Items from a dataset
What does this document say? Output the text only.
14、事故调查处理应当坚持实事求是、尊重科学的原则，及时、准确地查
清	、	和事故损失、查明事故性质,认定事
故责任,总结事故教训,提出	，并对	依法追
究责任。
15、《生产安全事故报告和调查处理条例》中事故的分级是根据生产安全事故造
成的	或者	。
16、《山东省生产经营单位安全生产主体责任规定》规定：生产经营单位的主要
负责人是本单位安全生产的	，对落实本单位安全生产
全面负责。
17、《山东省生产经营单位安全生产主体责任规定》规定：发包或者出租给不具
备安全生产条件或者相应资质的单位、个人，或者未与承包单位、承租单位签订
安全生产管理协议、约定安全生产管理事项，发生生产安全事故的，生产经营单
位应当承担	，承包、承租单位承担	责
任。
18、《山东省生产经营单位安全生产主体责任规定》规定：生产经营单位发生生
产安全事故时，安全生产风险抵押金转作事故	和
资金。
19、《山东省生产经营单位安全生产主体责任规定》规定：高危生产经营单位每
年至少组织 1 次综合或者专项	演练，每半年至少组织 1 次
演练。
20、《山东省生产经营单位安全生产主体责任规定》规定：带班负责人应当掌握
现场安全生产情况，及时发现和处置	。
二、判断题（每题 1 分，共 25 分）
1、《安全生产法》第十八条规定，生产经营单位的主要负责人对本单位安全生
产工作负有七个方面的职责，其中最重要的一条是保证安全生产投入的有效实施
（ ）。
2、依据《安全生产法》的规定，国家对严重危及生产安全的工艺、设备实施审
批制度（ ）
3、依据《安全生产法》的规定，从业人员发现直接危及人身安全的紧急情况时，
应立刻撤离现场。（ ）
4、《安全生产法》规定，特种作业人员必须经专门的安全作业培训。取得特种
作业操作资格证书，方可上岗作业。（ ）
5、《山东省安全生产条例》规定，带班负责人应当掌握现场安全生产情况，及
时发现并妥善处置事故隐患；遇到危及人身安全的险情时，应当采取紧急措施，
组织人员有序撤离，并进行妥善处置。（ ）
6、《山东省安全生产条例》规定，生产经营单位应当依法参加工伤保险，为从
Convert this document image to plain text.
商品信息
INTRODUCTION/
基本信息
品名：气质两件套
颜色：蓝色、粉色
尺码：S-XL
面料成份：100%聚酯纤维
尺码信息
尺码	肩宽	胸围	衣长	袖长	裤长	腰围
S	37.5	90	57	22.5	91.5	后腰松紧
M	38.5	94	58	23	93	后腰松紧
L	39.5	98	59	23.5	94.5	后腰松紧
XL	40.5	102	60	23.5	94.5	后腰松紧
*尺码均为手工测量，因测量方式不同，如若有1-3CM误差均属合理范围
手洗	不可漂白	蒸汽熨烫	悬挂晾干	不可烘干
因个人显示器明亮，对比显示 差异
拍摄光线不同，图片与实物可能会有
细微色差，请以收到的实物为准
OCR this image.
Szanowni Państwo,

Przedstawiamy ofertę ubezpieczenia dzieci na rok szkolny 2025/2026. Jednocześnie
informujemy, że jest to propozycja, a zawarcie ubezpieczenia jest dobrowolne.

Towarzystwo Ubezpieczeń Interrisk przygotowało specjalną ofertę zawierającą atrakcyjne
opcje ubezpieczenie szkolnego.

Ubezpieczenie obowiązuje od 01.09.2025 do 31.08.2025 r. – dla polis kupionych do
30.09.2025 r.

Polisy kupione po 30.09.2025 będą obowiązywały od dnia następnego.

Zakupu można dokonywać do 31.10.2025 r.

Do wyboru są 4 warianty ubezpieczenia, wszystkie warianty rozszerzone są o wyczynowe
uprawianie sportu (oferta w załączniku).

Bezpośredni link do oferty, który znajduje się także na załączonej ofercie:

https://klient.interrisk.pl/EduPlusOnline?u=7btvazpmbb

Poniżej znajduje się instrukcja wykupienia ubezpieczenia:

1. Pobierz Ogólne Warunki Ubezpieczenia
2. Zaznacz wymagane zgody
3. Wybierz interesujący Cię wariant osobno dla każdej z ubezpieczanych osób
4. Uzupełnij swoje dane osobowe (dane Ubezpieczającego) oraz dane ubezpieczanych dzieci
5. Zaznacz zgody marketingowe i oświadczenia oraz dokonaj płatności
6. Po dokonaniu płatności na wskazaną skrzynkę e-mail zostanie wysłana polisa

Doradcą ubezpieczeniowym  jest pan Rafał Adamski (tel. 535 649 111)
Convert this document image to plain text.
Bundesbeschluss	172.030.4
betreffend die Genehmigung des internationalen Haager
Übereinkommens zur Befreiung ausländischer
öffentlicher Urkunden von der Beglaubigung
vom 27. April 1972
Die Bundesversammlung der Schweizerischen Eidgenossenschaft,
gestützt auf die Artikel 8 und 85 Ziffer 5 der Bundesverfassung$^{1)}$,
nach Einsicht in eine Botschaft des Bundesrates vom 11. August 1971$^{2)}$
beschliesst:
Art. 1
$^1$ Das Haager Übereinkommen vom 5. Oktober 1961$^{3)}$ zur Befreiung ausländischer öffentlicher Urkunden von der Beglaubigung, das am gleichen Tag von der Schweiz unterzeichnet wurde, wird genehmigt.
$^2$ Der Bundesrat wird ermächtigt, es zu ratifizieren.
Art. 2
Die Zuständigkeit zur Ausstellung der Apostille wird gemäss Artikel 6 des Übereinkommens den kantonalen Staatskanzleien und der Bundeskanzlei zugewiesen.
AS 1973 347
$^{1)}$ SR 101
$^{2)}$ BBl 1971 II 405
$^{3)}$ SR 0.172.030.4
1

*DESCRIPTION OF THE TASK:*
What is the number of lines that hold the string "Befreiung"? Give it alone.

*RESULT FOR THIS EXERCISE:*
2